§ Written exercise
Only lines with the word "JSON" are needed; collect each of them from the listing below.

begin

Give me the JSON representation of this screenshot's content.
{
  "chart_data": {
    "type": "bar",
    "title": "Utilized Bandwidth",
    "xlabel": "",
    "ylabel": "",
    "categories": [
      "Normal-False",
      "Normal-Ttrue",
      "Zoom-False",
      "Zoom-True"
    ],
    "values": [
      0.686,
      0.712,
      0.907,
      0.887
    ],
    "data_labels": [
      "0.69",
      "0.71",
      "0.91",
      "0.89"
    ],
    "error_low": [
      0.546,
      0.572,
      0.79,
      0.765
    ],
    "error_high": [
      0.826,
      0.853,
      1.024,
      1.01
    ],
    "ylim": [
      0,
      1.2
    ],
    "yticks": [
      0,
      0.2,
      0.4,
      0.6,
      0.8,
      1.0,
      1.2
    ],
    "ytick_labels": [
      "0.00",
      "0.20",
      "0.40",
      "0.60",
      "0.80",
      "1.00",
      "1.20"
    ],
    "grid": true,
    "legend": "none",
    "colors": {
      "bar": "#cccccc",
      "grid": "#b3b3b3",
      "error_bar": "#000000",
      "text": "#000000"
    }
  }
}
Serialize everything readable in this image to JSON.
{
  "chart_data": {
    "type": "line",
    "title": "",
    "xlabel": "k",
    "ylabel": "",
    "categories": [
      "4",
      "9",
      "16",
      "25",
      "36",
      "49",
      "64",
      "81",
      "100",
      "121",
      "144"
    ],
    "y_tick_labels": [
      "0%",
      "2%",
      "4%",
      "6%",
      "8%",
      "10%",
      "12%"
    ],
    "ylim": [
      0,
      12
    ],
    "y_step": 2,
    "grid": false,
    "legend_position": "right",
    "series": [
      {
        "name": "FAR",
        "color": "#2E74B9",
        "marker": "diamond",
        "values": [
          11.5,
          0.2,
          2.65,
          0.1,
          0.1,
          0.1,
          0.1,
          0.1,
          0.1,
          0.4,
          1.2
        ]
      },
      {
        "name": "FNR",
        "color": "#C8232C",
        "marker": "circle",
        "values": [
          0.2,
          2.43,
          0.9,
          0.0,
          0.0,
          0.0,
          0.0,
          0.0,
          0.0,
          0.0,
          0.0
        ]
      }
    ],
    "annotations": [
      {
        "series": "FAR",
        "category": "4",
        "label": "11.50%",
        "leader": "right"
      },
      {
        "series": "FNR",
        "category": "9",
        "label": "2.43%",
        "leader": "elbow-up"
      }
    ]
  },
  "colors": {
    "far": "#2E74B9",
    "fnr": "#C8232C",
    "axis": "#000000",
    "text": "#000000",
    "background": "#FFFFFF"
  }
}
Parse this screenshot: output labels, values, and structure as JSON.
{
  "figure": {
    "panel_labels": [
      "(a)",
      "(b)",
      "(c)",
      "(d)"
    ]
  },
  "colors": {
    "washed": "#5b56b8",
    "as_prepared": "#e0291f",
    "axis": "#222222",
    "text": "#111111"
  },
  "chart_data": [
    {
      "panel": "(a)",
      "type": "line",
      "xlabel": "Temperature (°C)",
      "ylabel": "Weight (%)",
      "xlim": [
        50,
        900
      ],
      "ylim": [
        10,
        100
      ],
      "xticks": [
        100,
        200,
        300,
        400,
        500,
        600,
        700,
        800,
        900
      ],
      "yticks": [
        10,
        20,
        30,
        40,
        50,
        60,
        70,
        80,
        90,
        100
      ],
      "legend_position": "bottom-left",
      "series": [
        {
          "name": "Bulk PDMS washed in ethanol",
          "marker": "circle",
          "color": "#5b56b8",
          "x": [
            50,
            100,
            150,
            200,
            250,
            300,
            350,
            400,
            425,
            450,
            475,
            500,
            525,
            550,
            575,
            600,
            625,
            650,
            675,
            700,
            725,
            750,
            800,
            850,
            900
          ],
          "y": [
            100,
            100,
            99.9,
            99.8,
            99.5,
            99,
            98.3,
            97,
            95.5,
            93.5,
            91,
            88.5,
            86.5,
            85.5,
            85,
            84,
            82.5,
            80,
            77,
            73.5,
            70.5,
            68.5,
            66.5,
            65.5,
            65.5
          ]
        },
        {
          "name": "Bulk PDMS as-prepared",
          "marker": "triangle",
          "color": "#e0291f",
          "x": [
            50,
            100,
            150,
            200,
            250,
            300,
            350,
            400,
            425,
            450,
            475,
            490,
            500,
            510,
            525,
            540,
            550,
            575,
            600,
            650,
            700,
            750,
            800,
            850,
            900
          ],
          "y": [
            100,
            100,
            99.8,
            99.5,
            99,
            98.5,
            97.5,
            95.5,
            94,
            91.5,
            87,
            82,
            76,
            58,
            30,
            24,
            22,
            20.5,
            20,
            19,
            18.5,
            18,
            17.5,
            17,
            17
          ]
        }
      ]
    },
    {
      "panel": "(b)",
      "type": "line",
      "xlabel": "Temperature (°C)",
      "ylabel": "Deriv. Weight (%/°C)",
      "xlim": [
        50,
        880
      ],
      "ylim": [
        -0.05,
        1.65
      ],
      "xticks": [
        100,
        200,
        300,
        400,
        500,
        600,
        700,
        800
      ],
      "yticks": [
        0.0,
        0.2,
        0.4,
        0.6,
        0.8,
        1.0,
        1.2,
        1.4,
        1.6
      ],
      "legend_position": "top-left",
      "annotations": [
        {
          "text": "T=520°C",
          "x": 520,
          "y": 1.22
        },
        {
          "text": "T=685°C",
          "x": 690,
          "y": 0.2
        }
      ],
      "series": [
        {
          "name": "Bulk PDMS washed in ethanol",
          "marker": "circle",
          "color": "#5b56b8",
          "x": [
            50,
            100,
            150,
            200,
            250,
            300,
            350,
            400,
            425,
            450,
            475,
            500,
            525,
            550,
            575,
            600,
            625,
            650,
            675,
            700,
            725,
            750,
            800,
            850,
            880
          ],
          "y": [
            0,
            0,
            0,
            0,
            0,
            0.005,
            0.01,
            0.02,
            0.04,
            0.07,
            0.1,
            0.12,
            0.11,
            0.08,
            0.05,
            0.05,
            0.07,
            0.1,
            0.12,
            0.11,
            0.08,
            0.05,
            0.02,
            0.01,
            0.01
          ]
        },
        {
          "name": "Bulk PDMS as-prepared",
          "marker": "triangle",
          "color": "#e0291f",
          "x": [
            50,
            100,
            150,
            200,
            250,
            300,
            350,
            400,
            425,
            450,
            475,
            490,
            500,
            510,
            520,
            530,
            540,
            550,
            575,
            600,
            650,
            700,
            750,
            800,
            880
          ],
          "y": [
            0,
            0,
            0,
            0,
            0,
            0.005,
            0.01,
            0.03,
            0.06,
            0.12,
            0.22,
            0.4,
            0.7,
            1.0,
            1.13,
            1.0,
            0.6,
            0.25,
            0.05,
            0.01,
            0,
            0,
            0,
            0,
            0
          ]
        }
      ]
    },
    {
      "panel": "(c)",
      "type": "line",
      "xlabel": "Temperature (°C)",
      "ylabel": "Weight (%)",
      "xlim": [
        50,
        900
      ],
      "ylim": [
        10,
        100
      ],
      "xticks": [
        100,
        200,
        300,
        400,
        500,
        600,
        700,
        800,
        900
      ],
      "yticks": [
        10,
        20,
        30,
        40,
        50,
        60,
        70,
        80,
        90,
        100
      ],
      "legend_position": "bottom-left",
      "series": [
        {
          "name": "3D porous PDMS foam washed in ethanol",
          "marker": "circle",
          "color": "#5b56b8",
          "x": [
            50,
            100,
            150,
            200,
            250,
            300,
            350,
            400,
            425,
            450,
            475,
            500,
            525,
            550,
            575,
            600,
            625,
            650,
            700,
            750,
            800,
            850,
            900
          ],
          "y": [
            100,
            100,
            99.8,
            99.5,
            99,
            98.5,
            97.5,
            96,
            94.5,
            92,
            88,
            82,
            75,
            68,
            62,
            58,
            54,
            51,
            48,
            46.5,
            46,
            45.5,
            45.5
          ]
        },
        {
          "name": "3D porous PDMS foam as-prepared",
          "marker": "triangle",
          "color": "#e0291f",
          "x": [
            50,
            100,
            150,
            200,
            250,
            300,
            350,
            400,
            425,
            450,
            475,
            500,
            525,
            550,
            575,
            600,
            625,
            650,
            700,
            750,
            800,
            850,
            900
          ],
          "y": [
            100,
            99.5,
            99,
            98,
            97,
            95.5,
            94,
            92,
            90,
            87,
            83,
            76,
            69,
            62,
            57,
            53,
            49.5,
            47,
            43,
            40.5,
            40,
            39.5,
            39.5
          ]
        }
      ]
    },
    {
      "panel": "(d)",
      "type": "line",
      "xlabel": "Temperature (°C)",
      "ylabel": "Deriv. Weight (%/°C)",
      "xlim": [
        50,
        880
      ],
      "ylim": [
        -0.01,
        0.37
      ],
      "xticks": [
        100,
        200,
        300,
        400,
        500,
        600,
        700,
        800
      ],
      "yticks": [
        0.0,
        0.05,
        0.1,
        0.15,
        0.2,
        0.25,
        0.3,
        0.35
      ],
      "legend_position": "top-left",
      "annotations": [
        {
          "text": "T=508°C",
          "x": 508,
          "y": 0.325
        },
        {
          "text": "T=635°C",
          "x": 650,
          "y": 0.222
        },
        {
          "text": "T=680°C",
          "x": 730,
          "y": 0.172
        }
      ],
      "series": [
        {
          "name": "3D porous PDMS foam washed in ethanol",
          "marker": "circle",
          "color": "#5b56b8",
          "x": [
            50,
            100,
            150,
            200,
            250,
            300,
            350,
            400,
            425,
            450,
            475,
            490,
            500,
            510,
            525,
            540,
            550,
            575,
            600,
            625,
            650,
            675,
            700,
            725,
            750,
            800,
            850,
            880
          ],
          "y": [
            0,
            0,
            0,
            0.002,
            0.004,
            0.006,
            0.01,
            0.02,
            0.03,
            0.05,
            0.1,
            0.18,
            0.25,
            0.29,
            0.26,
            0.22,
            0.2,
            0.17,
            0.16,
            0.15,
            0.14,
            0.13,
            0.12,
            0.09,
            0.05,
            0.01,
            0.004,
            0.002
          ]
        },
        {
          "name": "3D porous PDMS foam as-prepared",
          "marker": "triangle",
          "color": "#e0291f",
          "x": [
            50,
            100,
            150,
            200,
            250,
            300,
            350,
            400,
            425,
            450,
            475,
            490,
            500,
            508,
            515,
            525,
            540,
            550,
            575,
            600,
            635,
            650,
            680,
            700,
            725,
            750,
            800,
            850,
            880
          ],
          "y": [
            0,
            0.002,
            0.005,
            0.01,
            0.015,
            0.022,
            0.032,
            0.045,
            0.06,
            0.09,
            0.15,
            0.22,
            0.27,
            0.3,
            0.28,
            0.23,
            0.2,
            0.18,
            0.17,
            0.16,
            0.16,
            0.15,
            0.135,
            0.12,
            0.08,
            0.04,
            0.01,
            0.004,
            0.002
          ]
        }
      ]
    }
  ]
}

end

§ Solution to the exercise
Give me the JSON representation of this screenshot's content.
Serialize everything readable in this image to JSON.
Parse this screenshot: output labels, values, and structure as JSON.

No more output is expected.